● Aim of the exercise
All the entries need to be quoted exactly, apart from the pictures, which you should drop.

# start of Listed entries

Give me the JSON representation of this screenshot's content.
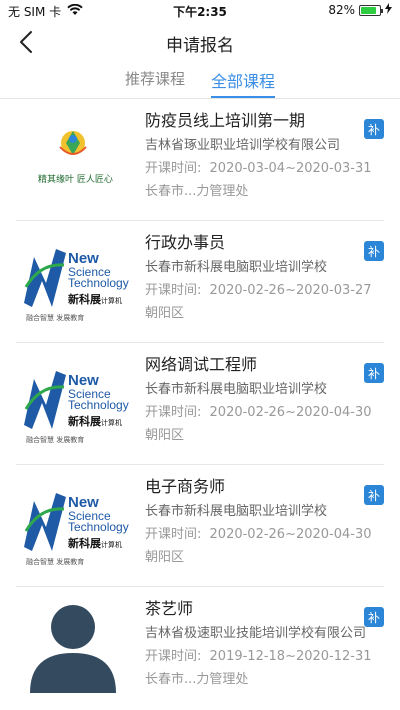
{
  "status_bar": {
    "carrier": "无 SIM 卡",
    "time": "下午2:35",
    "battery": "82%",
    "battery_level": 0.82
  },
  "nav": {
    "title": "申请报名",
    "back_icon": "chevron-left-icon"
  },
  "tabs": [
    {
      "label": "推荐课程",
      "active": false
    },
    {
      "label": "全部课程",
      "active": true
    }
  ],
  "courses": [
    {
      "name": "防疫员线上培训第一期",
      "school": "吉林省琢业职业培训学校有限公司",
      "time_label": "开课时间:",
      "time_range": "2020-03-04~2020-03-31",
      "address": "长春市...力管理处",
      "badge": "补",
      "logo_slogan": "精其缘叶 匠人匠心"
    },
    {
      "name": "行政办事员",
      "school": "长春市新科展电脑职业培训学校",
      "time_label": "开课时间:",
      "time_range": "2020-02-26~2020-03-27",
      "address": "朝阳区",
      "badge": "补",
      "logo": {
        "line1": "New",
        "line2": "Science",
        "line3": "Technology",
        "cn": "新科展",
        "cn_small": "计算机",
        "sub": "融合智慧 发展教育"
      }
    },
    {
      "name": "网络调试工程师",
      "school": "长春市新科展电脑职业培训学校",
      "time_label": "开课时间:",
      "time_range": "2020-02-26~2020-04-30",
      "address": "朝阳区",
      "badge": "补",
      "logo": {
        "line1": "New",
        "line2": "Science",
        "line3": "Technology",
        "cn": "新科展",
        "cn_small": "计算机",
        "sub": "融合智慧 发展教育"
      }
    },
    {
      "name": "电子商务师",
      "school": "长春市新科展电脑职业培训学校",
      "time_label": "开课时间:",
      "time_range": "2020-02-26~2020-04-30",
      "address": "朝阳区",
      "badge": "补",
      "logo": {
        "line1": "New",
        "line2": "Science",
        "line3": "Technology",
        "cn": "新科展",
        "cn_small": "计算机",
        "sub": "融合智慧 发展教育"
      }
    },
    {
      "name": "茶艺师",
      "school": "吉林省极速职业技能培训学校有限公司",
      "time_label": "开课时间:",
      "time_range": "2019-12-18~2020-12-31",
      "address": "长春市...力管理处",
      "badge": "补"
    }
  ],
  "colors": {
    "accent": "#3a8ee6",
    "badge": "#2b86d8"
  }
}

# end of Listed entries

● Full answer
Give me the JSON representation of this screenshot's content.
{
  "status_bar": {
    "carrier": "无 SIM 卡",
    "time": "下午2:35",
    "battery": "82%",
    "battery_level": 0.82
  },
  "nav": {
    "title": "申请报名",
    "back_icon": "chevron-left-icon"
  },
  "tabs": [
    {
      "label": "推荐课程",
      "active": false
    },
    {
      "label": "全部课程",
      "active": true
    }
  ],
  "courses": [
    {
      "name": "防疫员线上培训第一期",
      "school": "吉林省琢业职业培训学校有限公司",
      "time_label": "开课时间:",
      "time_range": "2020-03-04~2020-03-31",
      "address": "长春市...力管理处",
      "badge": "补",
      "logo_slogan": "精其缘叶 匠人匠心"
    },
    {
      "name": "行政办事员",
      "school": "长春市新科展电脑职业培训学校",
      "time_label": "开课时间:",
      "time_range": "2020-02-26~2020-03-27",
      "address": "朝阳区",
      "badge": "补",
      "logo": {
        "line1": "New",
        "line2": "Science",
        "line3": "Technology",
        "cn": "新科展",
        "cn_small": "计算机",
        "sub": "融合智慧 发展教育"
      }
    },
    {
      "name": "网络调试工程师",
      "school": "长春市新科展电脑职业培训学校",
      "time_label": "开课时间:",
      "time_range": "2020-02-26~2020-04-30",
      "address": "朝阳区",
      "badge": "补",
      "logo": {
        "line1": "New",
        "line2": "Science",
        "line3": "Technology",
        "cn": "新科展",
        "cn_small": "计算机",
        "sub": "融合智慧 发展教育"
      }
    },
    {
      "name": "电子商务师",
      "school": "长春市新科展电脑职业培训学校",
      "time_label": "开课时间:",
      "time_range": "2020-02-26~2020-04-30",
      "address": "朝阳区",
      "badge": "补",
      "logo": {
        "line1": "New",
        "line2": "Science",
        "line3": "Technology",
        "cn": "新科展",
        "cn_small": "计算机",
        "sub": "融合智慧 发展教育"
      }
    },
    {
      "name": "茶艺师",
      "school": "吉林省极速职业技能培训学校有限公司",
      "time_label": "开课时间:",
      "time_range": "2019-12-18~2020-12-31",
      "address": "长春市...力管理处",
      "badge": "补"
    }
  ],
  "colors": {
    "accent": "#3a8ee6",
    "badge": "#2b86d8"
  }
}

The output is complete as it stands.